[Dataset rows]
----------------

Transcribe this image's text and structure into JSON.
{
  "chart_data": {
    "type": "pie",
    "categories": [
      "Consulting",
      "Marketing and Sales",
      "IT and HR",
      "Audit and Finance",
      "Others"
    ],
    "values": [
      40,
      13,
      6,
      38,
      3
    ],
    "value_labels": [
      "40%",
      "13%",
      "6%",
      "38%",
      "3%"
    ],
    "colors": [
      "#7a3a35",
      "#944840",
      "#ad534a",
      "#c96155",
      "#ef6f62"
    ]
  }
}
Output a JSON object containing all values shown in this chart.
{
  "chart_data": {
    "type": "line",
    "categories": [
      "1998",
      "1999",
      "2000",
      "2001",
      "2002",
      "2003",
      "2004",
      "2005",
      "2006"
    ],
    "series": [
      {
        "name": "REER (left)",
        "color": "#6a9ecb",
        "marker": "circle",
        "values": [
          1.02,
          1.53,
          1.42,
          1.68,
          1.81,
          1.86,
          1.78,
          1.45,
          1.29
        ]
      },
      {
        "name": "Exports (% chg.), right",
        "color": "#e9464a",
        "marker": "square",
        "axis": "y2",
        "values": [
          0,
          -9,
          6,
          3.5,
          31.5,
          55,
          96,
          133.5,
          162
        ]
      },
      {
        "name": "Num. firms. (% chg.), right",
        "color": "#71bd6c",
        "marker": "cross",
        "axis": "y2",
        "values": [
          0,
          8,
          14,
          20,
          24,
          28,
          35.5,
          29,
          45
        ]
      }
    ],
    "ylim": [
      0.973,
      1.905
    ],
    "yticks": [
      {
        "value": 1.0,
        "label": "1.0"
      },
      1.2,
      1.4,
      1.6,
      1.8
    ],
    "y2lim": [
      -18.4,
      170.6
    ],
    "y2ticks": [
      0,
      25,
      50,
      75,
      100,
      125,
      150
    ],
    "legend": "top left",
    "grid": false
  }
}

----------------

- Do this -
Which lines above contain the word "name"? Copy each of them.

- Response -
        "name": "REER (left)",
        "name": "Exports (% chg.), right",
        "name": "Num. firms. (% chg.), right",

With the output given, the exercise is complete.